* **RECORDS SUPPLIED**
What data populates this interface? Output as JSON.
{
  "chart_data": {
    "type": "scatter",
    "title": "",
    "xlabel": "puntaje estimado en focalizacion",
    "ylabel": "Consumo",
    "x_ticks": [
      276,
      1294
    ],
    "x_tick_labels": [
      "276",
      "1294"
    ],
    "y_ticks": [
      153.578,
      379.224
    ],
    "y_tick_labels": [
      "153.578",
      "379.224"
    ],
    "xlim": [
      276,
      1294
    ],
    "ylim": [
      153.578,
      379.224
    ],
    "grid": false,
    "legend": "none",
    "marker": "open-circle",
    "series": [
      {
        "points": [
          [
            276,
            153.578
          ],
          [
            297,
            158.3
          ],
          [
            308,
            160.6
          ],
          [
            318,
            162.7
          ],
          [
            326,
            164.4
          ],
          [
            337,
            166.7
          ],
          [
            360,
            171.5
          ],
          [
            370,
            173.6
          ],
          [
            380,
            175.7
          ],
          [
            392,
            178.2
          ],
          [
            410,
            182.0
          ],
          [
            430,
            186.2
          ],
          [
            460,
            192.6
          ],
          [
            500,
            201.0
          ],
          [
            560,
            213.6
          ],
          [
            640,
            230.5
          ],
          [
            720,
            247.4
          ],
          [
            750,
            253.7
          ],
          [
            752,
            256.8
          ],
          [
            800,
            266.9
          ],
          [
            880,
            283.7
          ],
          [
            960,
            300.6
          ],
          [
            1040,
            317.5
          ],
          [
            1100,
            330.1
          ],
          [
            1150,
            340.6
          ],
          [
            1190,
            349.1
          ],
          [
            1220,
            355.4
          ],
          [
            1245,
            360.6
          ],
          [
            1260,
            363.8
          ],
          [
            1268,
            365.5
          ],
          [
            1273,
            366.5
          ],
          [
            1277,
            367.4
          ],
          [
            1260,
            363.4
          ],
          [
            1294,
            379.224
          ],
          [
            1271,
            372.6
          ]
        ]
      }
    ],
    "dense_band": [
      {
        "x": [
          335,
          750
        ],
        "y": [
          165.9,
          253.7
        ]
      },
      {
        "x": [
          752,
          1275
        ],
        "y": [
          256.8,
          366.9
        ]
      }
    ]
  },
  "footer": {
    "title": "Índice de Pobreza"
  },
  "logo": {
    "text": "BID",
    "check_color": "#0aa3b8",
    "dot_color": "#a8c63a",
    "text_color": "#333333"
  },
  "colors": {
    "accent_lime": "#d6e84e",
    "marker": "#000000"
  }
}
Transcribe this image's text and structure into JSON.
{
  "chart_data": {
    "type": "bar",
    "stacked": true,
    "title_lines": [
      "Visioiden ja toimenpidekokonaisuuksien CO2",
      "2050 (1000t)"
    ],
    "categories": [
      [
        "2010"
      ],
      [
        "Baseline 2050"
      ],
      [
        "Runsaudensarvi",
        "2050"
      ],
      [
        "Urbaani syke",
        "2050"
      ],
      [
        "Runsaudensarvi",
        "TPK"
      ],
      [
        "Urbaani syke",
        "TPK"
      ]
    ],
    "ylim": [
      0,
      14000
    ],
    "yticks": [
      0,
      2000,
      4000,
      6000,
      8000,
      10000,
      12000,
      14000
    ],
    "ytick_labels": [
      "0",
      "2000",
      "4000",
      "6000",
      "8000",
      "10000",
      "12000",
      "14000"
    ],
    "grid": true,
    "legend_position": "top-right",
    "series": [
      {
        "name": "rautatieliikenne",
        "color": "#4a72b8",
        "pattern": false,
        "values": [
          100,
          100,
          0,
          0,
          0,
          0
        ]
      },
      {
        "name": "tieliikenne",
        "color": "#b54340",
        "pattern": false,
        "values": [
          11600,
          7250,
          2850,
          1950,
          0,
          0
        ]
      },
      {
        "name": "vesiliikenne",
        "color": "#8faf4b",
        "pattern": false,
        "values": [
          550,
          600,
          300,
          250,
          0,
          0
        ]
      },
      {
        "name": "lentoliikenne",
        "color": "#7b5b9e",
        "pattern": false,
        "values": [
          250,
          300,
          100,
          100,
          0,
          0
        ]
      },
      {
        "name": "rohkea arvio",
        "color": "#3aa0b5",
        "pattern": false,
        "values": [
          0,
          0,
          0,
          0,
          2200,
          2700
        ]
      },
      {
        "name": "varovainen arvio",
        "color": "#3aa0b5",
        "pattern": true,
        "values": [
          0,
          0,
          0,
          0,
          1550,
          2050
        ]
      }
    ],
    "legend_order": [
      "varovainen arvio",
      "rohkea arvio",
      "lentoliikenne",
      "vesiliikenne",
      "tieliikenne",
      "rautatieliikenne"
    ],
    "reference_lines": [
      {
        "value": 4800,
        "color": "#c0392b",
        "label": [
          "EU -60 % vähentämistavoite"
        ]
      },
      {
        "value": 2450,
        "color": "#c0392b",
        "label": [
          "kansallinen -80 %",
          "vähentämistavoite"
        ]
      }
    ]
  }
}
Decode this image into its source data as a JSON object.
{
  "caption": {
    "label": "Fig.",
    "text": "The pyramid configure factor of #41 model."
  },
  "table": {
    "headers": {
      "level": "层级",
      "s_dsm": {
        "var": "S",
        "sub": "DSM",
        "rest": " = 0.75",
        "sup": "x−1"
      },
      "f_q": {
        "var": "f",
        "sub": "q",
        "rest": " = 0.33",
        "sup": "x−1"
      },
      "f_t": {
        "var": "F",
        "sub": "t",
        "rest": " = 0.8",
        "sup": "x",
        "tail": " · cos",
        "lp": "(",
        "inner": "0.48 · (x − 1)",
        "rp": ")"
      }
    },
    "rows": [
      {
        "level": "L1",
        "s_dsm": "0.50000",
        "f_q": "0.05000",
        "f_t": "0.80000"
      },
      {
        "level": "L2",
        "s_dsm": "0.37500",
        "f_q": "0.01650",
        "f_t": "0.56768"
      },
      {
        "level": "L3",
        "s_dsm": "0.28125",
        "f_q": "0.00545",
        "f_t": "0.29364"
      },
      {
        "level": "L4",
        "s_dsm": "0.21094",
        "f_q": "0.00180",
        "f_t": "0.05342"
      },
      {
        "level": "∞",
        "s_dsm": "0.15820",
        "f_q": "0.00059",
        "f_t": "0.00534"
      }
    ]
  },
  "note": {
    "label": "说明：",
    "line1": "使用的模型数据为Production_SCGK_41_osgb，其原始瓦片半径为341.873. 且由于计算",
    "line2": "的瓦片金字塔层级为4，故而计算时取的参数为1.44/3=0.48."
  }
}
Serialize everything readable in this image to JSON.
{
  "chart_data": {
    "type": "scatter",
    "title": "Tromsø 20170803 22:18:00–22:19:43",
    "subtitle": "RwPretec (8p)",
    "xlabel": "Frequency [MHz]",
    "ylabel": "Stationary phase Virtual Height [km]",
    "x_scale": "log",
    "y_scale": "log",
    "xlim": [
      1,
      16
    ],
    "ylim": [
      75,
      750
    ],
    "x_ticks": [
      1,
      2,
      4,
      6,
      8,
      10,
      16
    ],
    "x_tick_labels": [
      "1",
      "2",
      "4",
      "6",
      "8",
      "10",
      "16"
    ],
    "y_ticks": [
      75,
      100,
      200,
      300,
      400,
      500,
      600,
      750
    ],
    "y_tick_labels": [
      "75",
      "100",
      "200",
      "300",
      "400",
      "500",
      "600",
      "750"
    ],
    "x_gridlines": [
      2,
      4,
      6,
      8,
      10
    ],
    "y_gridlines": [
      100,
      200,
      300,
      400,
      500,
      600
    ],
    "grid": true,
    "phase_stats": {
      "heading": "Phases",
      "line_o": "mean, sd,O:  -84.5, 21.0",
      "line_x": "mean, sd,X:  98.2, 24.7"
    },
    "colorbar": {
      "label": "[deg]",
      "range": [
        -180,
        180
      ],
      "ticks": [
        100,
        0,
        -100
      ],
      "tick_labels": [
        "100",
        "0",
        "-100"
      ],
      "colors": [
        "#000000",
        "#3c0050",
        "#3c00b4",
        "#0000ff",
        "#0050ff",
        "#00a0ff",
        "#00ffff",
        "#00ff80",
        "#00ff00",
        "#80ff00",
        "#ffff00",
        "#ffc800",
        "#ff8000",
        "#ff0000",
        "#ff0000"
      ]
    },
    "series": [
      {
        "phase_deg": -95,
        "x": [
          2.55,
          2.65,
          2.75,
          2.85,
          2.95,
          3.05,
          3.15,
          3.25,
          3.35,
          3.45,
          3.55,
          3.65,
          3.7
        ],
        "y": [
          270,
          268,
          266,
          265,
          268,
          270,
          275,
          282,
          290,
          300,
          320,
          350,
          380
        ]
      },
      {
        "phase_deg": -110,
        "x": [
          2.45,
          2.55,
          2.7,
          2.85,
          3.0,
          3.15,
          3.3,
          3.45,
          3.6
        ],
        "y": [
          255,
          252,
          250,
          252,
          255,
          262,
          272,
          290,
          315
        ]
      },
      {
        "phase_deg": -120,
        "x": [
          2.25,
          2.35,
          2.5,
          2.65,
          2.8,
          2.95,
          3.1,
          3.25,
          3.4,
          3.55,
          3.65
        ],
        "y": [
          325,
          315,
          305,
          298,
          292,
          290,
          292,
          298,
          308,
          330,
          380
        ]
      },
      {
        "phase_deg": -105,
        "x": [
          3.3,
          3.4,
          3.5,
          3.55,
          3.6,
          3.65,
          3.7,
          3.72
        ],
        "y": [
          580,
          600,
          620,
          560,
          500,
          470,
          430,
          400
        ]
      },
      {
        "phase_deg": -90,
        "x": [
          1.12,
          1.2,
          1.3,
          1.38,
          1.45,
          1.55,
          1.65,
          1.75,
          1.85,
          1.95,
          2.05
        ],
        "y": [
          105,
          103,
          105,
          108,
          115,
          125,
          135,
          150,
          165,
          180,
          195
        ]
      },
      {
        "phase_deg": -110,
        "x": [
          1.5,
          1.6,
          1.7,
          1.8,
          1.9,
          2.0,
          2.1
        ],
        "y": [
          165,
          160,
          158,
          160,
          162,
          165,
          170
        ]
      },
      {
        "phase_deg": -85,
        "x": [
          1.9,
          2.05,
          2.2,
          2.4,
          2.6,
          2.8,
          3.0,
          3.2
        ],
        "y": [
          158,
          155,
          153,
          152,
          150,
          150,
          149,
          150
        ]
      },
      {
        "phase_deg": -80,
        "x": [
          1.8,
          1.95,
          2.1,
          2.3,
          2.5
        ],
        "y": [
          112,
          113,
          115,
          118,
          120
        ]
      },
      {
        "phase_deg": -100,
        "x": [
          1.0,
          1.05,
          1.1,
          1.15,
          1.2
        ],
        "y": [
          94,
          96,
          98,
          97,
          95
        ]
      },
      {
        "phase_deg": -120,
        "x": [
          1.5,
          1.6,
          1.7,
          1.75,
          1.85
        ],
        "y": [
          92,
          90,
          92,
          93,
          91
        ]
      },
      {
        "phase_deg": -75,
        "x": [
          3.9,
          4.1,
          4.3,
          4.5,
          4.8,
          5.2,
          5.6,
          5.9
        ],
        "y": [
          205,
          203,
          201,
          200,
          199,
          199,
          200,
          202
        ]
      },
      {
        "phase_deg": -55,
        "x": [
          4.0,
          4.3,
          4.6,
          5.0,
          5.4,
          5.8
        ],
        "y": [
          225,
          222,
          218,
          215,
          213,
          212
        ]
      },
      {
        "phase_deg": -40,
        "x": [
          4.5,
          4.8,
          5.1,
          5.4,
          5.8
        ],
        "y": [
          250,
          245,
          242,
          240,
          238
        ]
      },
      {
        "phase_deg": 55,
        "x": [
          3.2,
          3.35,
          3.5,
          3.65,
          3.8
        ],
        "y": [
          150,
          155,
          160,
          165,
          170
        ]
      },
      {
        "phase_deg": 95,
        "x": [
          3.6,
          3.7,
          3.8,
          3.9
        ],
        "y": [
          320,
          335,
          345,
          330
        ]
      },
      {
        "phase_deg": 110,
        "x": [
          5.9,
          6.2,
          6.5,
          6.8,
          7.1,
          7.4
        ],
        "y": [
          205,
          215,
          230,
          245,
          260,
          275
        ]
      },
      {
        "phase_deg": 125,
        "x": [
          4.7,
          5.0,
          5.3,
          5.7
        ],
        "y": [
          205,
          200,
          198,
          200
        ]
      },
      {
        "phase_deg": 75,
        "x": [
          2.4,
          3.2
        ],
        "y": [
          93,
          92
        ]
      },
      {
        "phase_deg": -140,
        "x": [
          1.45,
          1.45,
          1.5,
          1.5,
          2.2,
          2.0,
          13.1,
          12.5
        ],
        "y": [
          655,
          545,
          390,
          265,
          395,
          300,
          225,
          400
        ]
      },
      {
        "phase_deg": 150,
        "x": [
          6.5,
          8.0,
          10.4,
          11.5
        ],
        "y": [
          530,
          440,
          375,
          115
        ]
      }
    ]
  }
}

* **PROBLEM TO WORK ON**
Provide only the number of lines in the records containing the string "JSON".

* **SOLUTION**
4